**The task**
Gather up all lines that carry the word "view".

**Working data**
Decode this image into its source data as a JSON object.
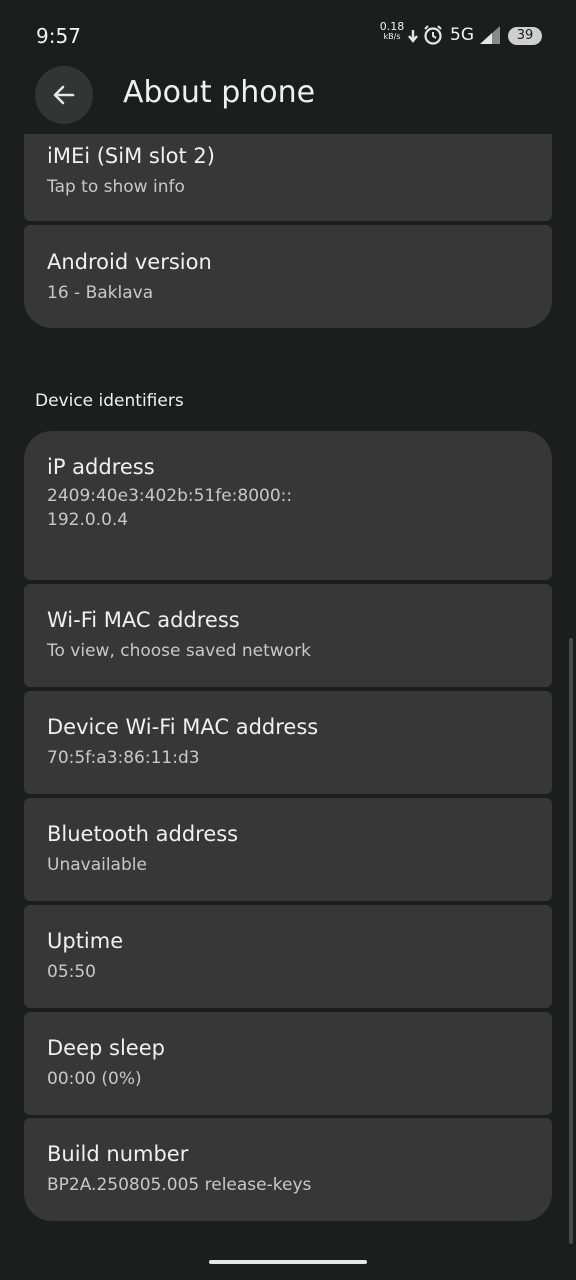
{
  "status": {
    "time": "9:57",
    "speed_value": "0.18",
    "speed_unit": "kB/s",
    "network": "5G",
    "battery": "39"
  },
  "header": {
    "title": "About phone"
  },
  "items_top": [
    {
      "title": "iMEi (SiM slot 2)",
      "subtitle": "Tap to show info"
    },
    {
      "title": "Android version",
      "subtitle": "16 - Baklava"
    }
  ],
  "section": {
    "title": "Device identifiers"
  },
  "items": [
    {
      "title": "iP address",
      "subtitle": "2409:40e3:402b:51fe:8000::\n192.0.0.4"
    },
    {
      "title": "Wi-Fi MAC address",
      "subtitle": "To view, choose saved network"
    },
    {
      "title": "Device Wi-Fi MAC address",
      "subtitle": "70:5f:a3:86:11:d3"
    },
    {
      "title": "Bluetooth address",
      "subtitle": "Unavailable"
    },
    {
      "title": "Uptime",
      "subtitle": "05:50"
    },
    {
      "title": "Deep sleep",
      "subtitle": "00:00 (0%)"
    },
    {
      "title": "Build number",
      "subtitle": "BP2A.250805.005 release-keys"
    }
  ],
  "icons": {
    "back": "arrow-left-icon",
    "download": "download-arrow-icon",
    "alarm": "alarm-clock-icon",
    "signal": "signal-icon",
    "battery": "battery-icon"
  }
}
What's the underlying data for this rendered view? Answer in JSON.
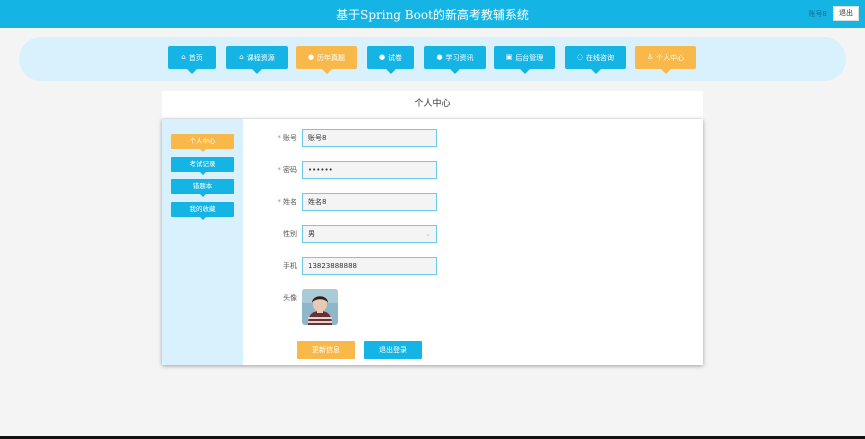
{
  "header": {
    "title": "基于Spring Boot的新高考教辅系统",
    "user": "账号8",
    "logout": "退出"
  },
  "nav": {
    "items": [
      {
        "label": "首页",
        "icon": "home-icon",
        "glyph": "⌂"
      },
      {
        "label": "课程资源",
        "icon": "bag-icon",
        "glyph": "⌂"
      },
      {
        "label": "历年真题",
        "icon": "info-icon",
        "glyph": "●"
      },
      {
        "label": "试卷",
        "icon": "question-icon",
        "glyph": "●"
      },
      {
        "label": "学习资讯",
        "icon": "info-icon",
        "glyph": "●"
      },
      {
        "label": "后台管理",
        "icon": "box-icon",
        "glyph": "▣"
      },
      {
        "label": "在线咨询",
        "icon": "chat-icon",
        "glyph": "◌"
      },
      {
        "label": "个人中心",
        "icon": "user-icon",
        "glyph": "♙"
      }
    ]
  },
  "page": {
    "title": "个人中心"
  },
  "sidebar": {
    "items": [
      {
        "label": "个人中心"
      },
      {
        "label": "考试记录"
      },
      {
        "label": "错题本"
      },
      {
        "label": "我的收藏"
      }
    ]
  },
  "form": {
    "account": {
      "label": "账号",
      "value": "账号8"
    },
    "password": {
      "label": "密码",
      "value": "••••••"
    },
    "name": {
      "label": "姓名",
      "value": "姓名8"
    },
    "gender": {
      "label": "性别",
      "value": "男"
    },
    "phone": {
      "label": "手机",
      "value": "13823888888"
    },
    "avatar": {
      "label": "头像"
    },
    "required_mark": "*"
  },
  "actions": {
    "update": "更新信息",
    "logout": "退出登录"
  },
  "colors": {
    "primary": "#14b4e4",
    "accent": "#f8b84a",
    "light": "#d9f1fc"
  }
}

**The completed task**
      "subtitle": "To view, choose saved network"
What's the underlying data for this rendered view? Answer in JSON.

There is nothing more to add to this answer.